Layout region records
-- begin --

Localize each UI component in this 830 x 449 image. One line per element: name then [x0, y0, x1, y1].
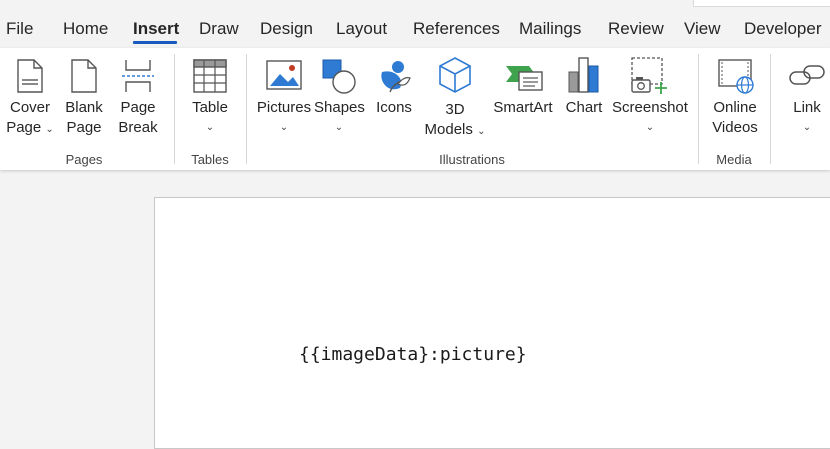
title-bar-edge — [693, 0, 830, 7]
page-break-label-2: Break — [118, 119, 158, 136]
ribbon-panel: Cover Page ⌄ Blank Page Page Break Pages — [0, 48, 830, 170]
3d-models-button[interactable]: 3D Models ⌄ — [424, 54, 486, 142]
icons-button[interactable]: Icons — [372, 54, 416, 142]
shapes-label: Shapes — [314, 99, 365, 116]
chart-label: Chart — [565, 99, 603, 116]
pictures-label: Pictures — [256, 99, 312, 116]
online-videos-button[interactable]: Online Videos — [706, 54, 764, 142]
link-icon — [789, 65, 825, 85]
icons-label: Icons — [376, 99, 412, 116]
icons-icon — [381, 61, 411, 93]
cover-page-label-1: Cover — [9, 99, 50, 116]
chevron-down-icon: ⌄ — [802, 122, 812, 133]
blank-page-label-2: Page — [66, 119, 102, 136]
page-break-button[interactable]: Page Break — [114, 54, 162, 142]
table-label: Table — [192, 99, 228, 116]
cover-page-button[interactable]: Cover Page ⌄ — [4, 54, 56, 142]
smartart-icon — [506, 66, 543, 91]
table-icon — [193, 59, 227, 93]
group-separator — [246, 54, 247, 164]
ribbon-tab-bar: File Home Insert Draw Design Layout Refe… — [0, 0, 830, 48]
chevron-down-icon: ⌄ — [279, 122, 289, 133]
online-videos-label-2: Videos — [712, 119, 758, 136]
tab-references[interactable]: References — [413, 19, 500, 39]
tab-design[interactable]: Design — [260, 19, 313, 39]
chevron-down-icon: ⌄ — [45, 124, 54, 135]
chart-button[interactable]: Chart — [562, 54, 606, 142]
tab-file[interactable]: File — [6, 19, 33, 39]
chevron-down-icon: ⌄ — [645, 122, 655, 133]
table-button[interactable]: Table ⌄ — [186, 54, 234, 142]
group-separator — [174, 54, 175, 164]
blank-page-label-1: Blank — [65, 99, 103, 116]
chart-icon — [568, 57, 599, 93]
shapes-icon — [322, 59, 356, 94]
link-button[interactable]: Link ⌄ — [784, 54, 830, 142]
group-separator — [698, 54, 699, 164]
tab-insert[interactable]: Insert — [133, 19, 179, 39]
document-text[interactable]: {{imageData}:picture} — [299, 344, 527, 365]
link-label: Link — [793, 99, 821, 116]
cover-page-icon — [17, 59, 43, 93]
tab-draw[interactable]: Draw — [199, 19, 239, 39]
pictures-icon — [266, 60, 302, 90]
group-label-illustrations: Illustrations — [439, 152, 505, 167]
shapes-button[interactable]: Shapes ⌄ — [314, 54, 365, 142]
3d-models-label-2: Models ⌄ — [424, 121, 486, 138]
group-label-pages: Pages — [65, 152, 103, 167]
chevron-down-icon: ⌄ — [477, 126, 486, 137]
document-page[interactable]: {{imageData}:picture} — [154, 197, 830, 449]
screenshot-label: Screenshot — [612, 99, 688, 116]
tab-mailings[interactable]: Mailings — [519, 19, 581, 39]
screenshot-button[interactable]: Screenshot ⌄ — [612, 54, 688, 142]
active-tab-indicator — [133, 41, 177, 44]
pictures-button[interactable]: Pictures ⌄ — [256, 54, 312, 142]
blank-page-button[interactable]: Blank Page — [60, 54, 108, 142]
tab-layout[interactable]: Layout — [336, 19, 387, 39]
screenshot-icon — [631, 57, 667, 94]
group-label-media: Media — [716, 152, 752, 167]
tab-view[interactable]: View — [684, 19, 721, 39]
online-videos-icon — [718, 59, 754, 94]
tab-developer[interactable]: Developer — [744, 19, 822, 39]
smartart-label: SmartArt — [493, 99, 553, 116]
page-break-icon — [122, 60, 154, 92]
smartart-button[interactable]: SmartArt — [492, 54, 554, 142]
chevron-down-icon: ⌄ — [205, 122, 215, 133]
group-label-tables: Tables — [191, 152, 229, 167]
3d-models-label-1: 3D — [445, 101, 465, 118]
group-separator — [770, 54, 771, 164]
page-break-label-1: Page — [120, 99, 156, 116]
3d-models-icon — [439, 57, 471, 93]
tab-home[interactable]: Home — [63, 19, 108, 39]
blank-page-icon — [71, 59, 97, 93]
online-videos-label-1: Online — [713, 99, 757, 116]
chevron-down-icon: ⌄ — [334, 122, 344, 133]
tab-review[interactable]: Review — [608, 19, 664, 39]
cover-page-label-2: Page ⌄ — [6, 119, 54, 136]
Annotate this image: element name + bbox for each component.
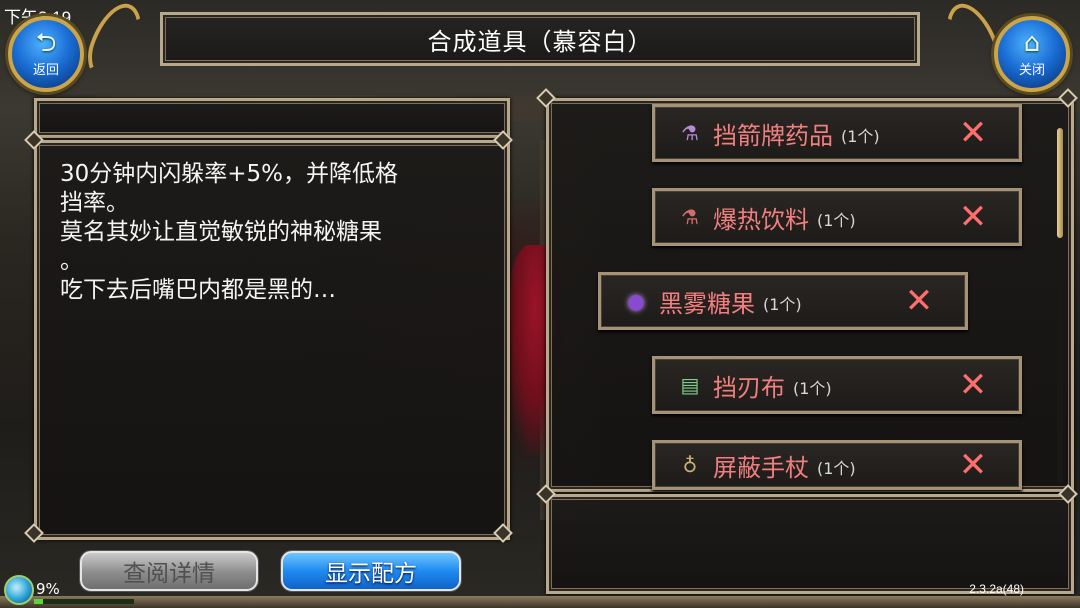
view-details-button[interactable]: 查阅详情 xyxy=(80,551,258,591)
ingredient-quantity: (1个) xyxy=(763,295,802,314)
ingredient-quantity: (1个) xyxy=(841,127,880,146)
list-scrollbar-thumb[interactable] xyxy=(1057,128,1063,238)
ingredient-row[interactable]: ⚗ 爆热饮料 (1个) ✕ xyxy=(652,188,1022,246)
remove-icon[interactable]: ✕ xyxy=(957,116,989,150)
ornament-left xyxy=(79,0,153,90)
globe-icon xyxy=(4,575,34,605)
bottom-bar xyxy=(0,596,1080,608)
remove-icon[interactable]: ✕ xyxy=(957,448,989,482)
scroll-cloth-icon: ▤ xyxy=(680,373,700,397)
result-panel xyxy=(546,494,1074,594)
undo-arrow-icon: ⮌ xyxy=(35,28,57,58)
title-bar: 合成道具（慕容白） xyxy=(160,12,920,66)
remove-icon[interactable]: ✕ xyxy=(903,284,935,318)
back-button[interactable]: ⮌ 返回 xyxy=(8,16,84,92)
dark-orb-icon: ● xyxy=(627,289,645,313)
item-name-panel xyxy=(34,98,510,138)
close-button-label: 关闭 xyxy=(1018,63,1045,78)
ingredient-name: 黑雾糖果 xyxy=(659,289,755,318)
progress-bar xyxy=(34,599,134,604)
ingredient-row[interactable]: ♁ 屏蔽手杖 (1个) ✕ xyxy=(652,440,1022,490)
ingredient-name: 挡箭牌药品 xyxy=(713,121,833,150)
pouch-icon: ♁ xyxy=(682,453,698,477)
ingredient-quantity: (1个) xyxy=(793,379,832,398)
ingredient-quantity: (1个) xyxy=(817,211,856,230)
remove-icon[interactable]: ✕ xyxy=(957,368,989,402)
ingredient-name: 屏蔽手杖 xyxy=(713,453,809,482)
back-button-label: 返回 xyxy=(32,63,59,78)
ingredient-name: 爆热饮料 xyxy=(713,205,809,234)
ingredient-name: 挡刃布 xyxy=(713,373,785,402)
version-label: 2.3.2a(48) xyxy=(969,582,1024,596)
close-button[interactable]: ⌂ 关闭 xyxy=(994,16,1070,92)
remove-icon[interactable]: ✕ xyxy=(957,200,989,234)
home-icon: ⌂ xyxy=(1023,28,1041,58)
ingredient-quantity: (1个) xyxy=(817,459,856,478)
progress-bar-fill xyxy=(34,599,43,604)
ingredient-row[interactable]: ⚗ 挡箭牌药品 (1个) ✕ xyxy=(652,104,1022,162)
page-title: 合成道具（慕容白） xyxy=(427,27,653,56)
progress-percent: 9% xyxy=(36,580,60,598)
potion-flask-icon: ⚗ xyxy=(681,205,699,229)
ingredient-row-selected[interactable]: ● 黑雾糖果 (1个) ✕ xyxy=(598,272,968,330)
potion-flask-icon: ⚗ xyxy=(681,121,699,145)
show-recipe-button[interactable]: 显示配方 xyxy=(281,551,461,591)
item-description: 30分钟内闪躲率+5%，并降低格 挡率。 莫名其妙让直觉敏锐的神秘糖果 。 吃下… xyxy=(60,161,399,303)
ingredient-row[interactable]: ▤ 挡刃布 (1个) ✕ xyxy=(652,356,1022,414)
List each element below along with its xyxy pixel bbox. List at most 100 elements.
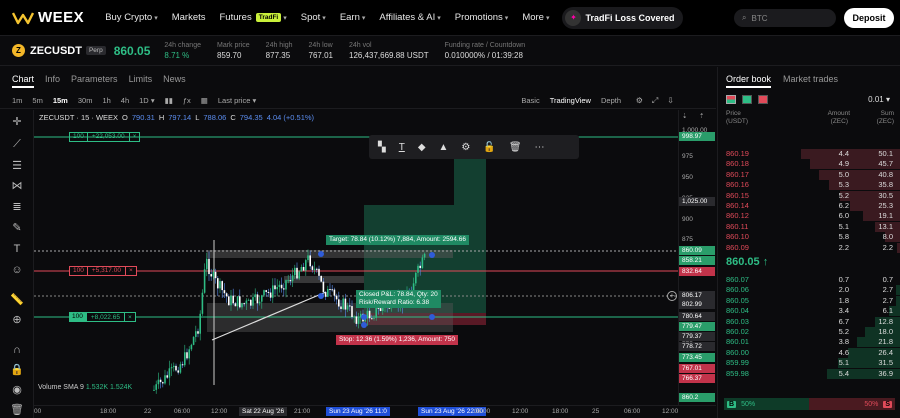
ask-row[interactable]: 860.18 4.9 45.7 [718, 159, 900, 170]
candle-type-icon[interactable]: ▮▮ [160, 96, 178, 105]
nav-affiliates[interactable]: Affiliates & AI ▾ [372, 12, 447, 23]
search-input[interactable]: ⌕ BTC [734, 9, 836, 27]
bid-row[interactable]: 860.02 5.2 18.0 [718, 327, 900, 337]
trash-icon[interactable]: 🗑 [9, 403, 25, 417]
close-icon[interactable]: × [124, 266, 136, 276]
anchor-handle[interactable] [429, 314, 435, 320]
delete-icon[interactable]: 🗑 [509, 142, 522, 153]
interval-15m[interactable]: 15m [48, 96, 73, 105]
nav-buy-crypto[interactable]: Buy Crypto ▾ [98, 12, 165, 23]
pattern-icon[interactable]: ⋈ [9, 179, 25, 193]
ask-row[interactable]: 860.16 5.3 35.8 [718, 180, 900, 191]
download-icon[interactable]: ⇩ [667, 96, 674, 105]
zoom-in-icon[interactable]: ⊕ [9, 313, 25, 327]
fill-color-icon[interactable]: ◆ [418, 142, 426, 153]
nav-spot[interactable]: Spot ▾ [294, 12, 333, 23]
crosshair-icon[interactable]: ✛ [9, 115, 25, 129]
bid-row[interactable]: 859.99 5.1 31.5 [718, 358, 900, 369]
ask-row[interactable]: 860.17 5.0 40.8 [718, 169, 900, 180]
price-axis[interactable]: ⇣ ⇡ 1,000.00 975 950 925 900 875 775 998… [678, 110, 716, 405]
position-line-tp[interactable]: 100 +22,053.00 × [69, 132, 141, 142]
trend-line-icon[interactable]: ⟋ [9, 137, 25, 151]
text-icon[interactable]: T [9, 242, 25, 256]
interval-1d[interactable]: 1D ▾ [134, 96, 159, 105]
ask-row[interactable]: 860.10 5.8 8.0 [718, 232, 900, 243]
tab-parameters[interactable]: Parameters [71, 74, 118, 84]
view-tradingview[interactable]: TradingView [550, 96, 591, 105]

-- end --

Copy the lines in the records above exactly as they appear. Begin at the line that contains "view-details-button[interactable]: 查阅详情 xyxy=(80,551,258,591)" and end after the line that contains "title-bar: 合成道具（慕容白） xyxy=(160,12,920,66)".

view-details-button[interactable]: 查阅详情 xyxy=(80,551,258,591)
ingredient-quantity: (1个) xyxy=(763,295,802,314)
ingredient-quantity: (1个) xyxy=(841,127,880,146)
list-scrollbar-thumb[interactable] xyxy=(1057,128,1063,238)
ingredient-row[interactable]: ⚗ 爆热饮料 (1个) ✕ xyxy=(652,188,1022,246)
remove-icon[interactable]: ✕ xyxy=(957,116,989,150)
ornament-left xyxy=(79,0,153,90)
globe-icon xyxy=(4,575,34,605)
bottom-bar xyxy=(0,596,1080,608)
remove-icon[interactable]: ✕ xyxy=(957,448,989,482)
scroll-cloth-icon: ▤ xyxy=(680,373,700,397)
result-panel xyxy=(546,494,1074,594)
undo-arrow-icon: ⮌ xyxy=(35,28,57,58)
title-bar: 合成道具（慕容白） xyxy=(160,12,920,66)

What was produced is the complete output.